**Task input**.
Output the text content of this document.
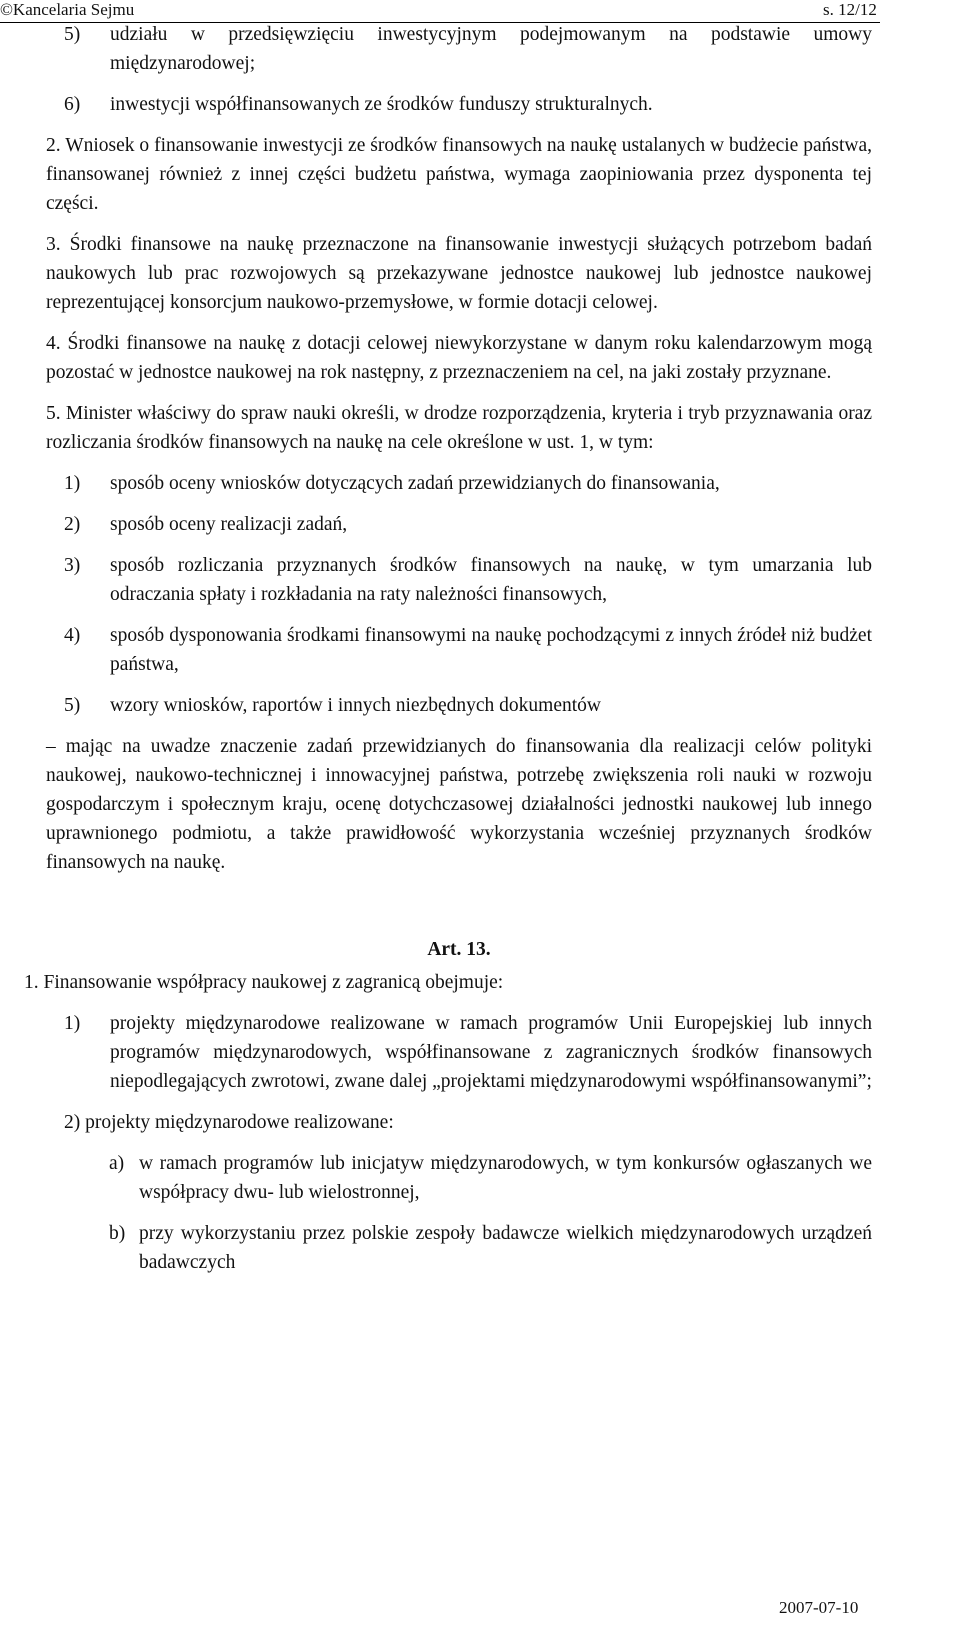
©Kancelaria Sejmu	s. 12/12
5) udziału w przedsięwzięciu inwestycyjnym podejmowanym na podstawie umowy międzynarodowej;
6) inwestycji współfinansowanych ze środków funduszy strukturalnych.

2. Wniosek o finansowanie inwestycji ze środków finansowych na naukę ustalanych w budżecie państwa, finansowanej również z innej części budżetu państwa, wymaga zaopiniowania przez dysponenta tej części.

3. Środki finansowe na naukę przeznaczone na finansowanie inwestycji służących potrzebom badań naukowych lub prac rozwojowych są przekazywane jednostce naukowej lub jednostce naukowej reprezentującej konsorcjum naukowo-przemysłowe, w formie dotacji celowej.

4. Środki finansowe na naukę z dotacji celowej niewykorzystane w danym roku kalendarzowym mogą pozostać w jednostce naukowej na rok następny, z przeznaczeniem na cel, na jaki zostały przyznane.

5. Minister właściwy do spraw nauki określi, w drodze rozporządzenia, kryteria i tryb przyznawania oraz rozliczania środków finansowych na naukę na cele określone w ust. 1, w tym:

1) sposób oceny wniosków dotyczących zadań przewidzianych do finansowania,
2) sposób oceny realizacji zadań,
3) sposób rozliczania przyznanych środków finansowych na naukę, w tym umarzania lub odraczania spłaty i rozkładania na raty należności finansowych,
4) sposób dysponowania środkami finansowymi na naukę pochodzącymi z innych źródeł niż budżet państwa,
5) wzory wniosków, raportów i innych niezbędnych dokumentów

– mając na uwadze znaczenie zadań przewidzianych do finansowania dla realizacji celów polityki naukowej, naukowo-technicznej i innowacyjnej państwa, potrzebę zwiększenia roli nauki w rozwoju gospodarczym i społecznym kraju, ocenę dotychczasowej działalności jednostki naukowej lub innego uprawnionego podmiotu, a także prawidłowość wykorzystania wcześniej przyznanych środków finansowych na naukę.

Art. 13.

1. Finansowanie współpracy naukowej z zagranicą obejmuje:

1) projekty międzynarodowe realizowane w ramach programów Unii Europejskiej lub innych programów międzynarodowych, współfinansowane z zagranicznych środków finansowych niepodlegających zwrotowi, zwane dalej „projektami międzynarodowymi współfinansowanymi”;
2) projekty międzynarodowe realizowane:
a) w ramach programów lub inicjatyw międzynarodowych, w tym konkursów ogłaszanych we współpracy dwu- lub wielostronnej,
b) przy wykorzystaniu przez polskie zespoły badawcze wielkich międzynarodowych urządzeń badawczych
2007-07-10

**Do this**.
From the entries above, copy every line that holds the word "programów".

**Solution to this problem**.
1) projekty międzynarodowe realizowane w ramach programów Unii Europejskiej lub innych programów międzynarodowych, współfinansowane z zagranicznych środków finansowych niepodlegających zwrotowi, zwane dalej „projektami międzynarodowymi współfinansowanymi”;
a) w ramach programów lub inicjatyw międzynarodowych, w tym konkursów ogłaszanych we współpracy dwu- lub wielostronnej,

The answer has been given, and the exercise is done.